## WHAT IS REQUIRED
Produce a verbatim copy of the entries listed below.

## DATASET EXCERPTS
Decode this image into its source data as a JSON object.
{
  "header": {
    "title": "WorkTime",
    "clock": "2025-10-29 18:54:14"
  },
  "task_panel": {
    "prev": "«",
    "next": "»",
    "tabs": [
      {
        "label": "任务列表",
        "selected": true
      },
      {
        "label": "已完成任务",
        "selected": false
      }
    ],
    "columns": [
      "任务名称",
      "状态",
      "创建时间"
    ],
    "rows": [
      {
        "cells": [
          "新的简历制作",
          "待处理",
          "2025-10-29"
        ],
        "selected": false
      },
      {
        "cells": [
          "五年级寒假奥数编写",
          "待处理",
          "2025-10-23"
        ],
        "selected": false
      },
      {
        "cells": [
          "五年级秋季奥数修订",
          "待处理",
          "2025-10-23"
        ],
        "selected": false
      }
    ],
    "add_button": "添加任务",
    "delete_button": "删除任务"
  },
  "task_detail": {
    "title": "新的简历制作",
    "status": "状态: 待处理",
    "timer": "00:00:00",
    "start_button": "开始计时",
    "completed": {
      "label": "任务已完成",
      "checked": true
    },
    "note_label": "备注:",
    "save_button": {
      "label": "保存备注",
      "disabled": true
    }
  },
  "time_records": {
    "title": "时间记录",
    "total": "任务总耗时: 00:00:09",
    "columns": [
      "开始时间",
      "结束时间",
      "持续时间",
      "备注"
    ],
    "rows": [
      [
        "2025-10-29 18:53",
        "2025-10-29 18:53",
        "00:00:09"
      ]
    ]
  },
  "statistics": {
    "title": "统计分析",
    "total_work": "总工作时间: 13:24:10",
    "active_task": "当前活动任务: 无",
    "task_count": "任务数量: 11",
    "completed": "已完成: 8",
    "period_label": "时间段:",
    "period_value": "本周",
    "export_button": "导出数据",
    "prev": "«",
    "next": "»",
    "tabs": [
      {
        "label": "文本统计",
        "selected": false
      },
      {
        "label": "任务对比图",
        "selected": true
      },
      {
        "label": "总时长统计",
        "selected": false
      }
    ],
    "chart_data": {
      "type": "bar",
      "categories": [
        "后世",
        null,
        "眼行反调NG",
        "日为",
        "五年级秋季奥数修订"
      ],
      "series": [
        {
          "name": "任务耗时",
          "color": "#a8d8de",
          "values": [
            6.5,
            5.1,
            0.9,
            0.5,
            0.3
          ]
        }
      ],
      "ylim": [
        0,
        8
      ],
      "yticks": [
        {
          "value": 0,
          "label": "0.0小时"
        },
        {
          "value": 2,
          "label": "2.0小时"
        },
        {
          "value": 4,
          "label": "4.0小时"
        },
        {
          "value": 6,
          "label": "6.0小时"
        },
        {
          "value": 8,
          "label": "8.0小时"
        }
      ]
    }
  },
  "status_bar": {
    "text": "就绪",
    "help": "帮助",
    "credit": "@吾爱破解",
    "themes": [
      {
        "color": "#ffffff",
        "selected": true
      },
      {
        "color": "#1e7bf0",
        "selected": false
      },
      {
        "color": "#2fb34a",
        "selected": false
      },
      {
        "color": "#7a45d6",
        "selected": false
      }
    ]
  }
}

## ANSWER TO THIS EXERCISE
Decode this image into its source data as a JSON object.
{
  "header": {
    "title": "WorkTime",
    "clock": "2025-10-29 18:54:14"
  },
  "task_panel": {
    "prev": "«",
    "next": "»",
    "tabs": [
      {
        "label": "任务列表",
        "selected": true
      },
      {
        "label": "已完成任务",
        "selected": false
      }
    ],
    "columns": [
      "任务名称",
      "状态",
      "创建时间"
    ],
    "rows": [
      {
        "cells": [
          "新的简历制作",
          "待处理",
          "2025-10-29"
        ],
        "selected": false
      },
      {
        "cells": [
          "五年级寒假奥数编写",
          "待处理",
          "2025-10-23"
        ],
        "selected": false
      },
      {
        "cells": [
          "五年级秋季奥数修订",
          "待处理",
          "2025-10-23"
        ],
        "selected": false
      }
    ],
    "add_button": "添加任务",
    "delete_button": "删除任务"
  },
  "task_detail": {
    "title": "新的简历制作",
    "status": "状态: 待处理",
    "timer": "00:00:00",
    "start_button": "开始计时",
    "completed": {
      "label": "任务已完成",
      "checked": true
    },
    "note_label": "备注:",
    "save_button": {
      "label": "保存备注",
      "disabled": true
    }
  },
  "time_records": {
    "title": "时间记录",
    "total": "任务总耗时: 00:00:09",
    "columns": [
      "开始时间",
      "结束时间",
      "持续时间",
      "备注"
    ],
    "rows": [
      [
        "2025-10-29 18:53",
        "2025-10-29 18:53",
        "00:00:09"
      ]
    ]
  },
  "statistics": {
    "title": "统计分析",
    "total_work": "总工作时间: 13:24:10",
    "active_task": "当前活动任务: 无",
    "task_count": "任务数量: 11",
    "completed": "已完成: 8",
    "period_label": "时间段:",
    "period_value": "本周",
    "export_button": "导出数据",
    "prev": "«",
    "next": "»",
    "tabs": [
      {
        "label": "文本统计",
        "selected": false
      },
      {
        "label": "任务对比图",
        "selected": true
      },
      {
        "label": "总时长统计",
        "selected": false
      }
    ],
    "chart_data": {
      "type": "bar",
      "categories": [
        "后世",
        null,
        "眼行反调NG",
        "日为",
        "五年级秋季奥数修订"
      ],
      "series": [
        {
          "name": "任务耗时",
          "color": "#a8d8de",
          "values": [
            6.5,
            5.1,
            0.9,
            0.5,
            0.3
          ]
        }
      ],
      "ylim": [
        0,
        8
      ],
      "yticks": [
        {
          "value": 0,
          "label": "0.0小时"
        },
        {
          "value": 2,
          "label": "2.0小时"
        },
        {
          "value": 4,
          "label": "4.0小时"
        },
        {
          "value": 6,
          "label": "6.0小时"
        },
        {
          "value": 8,
          "label": "8.0小时"
        }
      ]
    }
  },
  "status_bar": {
    "text": "就绪",
    "help": "帮助",
    "credit": "@吾爱破解",
    "themes": [
      {
        "color": "#ffffff",
        "selected": true
      },
      {
        "color": "#1e7bf0",
        "selected": false
      },
      {
        "color": "#2fb34a",
        "selected": false
      },
      {
        "color": "#7a45d6",
        "selected": false
      }
    ]
  }
}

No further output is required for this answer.